▶ REQUIREMENTS
Rewrite the material from the start through the line with "heart-icon[interactable]: ♥ [390,350,397,364]", changing "divider" to "rule" and leaving everything else as it is.

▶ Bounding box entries
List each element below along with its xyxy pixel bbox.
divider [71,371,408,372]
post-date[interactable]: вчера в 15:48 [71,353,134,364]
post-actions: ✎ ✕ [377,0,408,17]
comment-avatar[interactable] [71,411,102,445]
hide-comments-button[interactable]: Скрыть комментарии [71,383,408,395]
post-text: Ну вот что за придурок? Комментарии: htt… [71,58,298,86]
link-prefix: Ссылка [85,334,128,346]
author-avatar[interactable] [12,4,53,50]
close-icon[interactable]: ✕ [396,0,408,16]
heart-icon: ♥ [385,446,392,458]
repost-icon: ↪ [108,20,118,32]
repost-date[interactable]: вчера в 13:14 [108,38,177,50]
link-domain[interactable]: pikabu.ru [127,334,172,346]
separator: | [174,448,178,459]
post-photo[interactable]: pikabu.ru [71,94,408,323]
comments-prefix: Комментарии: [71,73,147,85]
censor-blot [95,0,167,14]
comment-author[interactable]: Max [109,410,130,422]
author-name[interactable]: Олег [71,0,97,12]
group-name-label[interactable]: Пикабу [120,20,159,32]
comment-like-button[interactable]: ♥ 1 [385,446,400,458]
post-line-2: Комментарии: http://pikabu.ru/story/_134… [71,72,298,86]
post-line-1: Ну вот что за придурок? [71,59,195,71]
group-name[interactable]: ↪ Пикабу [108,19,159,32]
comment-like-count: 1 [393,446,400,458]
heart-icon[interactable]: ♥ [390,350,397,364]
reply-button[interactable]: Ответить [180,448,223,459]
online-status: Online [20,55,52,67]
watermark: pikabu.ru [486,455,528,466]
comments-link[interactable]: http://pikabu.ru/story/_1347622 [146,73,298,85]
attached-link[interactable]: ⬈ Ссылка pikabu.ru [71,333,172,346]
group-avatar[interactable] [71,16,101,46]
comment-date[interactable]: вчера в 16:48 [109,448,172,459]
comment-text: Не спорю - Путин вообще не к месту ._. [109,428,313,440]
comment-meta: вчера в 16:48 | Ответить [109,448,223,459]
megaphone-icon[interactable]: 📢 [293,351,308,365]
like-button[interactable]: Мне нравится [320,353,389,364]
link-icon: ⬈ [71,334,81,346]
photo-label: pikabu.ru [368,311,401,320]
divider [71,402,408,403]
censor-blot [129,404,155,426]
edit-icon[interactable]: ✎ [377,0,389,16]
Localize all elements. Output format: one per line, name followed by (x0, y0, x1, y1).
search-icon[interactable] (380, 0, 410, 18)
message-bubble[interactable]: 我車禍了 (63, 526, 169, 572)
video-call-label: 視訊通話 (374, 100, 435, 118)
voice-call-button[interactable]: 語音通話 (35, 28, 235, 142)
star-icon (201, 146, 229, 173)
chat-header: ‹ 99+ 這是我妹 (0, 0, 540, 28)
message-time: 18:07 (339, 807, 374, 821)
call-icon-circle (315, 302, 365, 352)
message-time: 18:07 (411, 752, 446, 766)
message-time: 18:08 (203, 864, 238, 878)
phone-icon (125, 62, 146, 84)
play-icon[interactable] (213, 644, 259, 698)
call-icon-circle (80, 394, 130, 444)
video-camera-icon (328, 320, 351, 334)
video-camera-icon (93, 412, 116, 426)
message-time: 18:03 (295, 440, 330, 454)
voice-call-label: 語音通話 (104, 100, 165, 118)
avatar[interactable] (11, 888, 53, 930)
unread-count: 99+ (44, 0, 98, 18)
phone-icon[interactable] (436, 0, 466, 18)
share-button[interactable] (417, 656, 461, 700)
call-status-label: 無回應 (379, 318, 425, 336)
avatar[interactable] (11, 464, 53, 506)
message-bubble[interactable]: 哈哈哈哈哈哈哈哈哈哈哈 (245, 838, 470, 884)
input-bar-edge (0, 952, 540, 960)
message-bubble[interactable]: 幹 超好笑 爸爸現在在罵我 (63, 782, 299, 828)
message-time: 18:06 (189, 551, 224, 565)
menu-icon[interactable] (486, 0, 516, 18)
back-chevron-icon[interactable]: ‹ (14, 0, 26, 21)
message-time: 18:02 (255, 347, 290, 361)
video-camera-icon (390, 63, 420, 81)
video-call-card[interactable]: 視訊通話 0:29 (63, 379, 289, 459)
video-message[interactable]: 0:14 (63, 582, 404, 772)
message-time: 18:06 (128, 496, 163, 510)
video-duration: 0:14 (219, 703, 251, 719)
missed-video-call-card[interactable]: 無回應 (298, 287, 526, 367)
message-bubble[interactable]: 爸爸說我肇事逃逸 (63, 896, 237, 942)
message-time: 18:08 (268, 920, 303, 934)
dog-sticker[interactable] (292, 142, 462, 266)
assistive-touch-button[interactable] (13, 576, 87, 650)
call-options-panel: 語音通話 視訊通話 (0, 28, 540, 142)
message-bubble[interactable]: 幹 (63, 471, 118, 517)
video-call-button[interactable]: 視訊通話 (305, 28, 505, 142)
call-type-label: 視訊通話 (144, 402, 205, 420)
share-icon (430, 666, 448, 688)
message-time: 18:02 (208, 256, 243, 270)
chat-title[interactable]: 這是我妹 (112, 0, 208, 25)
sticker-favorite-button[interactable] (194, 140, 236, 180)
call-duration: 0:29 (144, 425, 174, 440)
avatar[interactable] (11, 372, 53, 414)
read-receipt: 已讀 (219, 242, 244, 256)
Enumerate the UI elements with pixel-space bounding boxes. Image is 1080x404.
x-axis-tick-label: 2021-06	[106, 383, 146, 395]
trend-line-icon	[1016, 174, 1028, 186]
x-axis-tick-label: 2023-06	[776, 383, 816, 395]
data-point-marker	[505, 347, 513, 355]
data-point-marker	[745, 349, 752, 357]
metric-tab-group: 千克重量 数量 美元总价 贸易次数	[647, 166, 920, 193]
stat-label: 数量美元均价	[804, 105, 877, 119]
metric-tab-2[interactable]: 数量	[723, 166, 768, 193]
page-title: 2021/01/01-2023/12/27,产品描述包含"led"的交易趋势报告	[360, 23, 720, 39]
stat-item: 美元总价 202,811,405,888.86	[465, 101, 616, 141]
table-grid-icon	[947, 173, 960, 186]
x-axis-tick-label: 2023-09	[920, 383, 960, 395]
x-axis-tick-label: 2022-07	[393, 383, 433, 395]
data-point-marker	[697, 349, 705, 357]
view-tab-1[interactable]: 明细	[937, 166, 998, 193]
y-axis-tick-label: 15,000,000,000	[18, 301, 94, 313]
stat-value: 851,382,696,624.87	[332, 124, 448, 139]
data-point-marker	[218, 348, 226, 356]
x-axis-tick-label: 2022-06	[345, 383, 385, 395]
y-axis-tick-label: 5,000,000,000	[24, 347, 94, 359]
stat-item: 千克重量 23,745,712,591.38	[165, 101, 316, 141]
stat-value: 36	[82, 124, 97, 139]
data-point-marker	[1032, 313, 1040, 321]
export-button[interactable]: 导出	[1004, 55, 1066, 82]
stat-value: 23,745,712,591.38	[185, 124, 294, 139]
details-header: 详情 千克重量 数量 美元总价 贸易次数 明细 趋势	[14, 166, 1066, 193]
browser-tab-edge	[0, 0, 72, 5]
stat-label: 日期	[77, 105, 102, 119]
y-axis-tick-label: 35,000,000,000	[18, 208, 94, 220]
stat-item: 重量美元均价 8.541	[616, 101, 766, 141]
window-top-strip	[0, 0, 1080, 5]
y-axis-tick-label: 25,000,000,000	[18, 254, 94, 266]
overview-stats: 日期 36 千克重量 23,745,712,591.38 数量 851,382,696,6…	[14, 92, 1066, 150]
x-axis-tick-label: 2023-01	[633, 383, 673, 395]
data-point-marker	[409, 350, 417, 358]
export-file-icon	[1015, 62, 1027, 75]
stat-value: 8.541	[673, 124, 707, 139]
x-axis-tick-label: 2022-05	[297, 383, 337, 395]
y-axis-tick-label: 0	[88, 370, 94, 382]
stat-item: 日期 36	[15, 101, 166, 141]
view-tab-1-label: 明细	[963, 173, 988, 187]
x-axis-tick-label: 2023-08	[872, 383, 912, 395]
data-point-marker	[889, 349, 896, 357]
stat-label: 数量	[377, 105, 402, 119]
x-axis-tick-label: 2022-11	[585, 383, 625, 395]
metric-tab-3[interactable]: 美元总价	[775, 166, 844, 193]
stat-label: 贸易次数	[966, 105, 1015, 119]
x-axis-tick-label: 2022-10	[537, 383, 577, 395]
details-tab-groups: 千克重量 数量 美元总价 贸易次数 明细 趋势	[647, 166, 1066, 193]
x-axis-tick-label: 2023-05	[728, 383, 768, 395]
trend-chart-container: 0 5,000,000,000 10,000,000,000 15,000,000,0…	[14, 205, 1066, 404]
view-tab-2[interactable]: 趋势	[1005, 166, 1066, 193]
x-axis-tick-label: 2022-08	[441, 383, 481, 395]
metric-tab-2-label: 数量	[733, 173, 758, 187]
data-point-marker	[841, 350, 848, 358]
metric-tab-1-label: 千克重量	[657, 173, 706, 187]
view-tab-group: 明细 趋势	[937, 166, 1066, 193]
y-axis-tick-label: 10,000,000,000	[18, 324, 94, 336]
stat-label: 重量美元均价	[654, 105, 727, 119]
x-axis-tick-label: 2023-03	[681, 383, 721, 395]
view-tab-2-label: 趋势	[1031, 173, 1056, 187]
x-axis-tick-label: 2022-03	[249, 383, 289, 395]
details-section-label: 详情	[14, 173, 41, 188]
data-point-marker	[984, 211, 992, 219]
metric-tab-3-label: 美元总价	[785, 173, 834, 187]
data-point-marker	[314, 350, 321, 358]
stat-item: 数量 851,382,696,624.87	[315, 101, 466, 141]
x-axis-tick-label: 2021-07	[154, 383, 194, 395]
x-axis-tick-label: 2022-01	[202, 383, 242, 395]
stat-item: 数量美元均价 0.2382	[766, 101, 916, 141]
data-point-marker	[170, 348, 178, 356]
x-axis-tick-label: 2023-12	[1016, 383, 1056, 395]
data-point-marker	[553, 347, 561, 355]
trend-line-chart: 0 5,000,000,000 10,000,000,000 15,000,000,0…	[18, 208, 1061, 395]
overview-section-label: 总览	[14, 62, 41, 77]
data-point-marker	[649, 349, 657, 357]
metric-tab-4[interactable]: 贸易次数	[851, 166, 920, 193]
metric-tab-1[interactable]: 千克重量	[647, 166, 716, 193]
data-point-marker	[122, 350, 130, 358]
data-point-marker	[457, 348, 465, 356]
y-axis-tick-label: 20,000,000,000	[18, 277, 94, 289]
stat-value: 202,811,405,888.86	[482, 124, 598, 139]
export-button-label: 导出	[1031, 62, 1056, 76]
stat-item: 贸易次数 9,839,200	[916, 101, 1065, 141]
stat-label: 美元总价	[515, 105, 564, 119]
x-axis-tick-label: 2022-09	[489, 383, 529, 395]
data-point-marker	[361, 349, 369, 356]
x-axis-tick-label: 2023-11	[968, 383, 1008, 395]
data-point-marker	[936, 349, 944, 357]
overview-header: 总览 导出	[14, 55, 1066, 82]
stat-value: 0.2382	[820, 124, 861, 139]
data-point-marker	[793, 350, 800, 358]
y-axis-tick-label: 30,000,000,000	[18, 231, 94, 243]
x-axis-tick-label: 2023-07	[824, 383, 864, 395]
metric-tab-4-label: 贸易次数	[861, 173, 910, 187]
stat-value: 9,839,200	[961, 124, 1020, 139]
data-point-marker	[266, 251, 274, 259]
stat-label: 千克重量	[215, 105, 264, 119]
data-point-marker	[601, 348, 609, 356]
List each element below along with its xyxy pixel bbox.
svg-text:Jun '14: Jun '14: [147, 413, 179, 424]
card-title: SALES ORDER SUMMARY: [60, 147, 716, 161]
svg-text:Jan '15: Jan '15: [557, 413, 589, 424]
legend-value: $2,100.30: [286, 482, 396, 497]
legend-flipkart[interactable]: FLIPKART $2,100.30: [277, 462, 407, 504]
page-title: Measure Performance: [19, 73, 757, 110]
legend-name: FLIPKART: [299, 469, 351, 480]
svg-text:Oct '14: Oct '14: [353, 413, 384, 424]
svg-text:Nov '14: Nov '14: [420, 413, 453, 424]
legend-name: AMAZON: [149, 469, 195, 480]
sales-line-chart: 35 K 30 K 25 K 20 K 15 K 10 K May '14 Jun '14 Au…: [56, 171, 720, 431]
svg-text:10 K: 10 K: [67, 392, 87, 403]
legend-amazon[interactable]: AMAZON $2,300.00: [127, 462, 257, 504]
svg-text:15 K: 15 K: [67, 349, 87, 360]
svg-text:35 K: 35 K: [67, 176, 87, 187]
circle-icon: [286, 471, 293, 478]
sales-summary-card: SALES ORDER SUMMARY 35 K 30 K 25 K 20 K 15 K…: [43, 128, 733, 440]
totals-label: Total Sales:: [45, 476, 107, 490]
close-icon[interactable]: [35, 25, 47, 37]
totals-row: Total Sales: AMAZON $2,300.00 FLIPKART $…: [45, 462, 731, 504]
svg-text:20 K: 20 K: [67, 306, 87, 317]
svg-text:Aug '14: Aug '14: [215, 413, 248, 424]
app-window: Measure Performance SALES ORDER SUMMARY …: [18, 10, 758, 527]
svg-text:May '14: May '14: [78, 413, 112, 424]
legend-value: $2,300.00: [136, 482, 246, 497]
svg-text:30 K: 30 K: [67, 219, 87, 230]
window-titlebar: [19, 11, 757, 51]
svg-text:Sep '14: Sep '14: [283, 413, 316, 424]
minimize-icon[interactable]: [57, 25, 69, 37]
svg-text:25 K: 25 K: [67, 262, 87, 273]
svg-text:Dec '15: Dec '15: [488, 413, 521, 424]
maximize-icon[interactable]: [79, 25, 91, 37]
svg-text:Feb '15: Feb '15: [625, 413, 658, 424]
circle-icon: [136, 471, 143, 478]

▶ COMPLETE OUTPUT
List each element below along with its xyxy pixel bbox.
rule [71,371,408,372]
post-date[interactable]: вчера в 15:48 [71,353,134,364]
post-actions: ✎ ✕ [377,0,408,17]
comment-avatar[interactable] [71,411,102,445]
hide-comments-button[interactable]: Скрыть комментарии [71,383,408,395]
post-text: Ну вот что за придурок? Комментарии: htt… [71,58,298,86]
link-prefix: Ссылка [85,334,128,346]
author-avatar[interactable] [12,4,53,50]
close-icon[interactable]: ✕ [396,0,408,16]
heart-icon: ♥ [385,446,392,458]
repost-icon: ↪ [108,20,118,32]
repost-date[interactable]: вчера в 13:14 [108,38,177,50]
link-domain[interactable]: pikabu.ru [127,334,172,346]
separator: | [174,448,178,459]
post-photo[interactable]: pikabu.ru [71,94,408,323]
comments-prefix: Комментарии: [71,73,147,85]
censor-blot [95,0,167,14]
comment-author[interactable]: Max [109,410,130,422]
author-name[interactable]: Олег [71,0,97,12]
group-name-label[interactable]: Пикабу [120,20,159,32]
comment-like-button[interactable]: ♥ 1 [385,446,400,458]
post-line-2: Комментарии: http://pikabu.ru/story/_134… [71,72,298,86]
post-line-1: Ну вот что за придурок? [71,59,195,71]
group-name[interactable]: ↪ Пикабу [108,19,159,32]
comment-like-count: 1 [393,446,400,458]
heart-icon[interactable]: ♥ [390,350,397,364]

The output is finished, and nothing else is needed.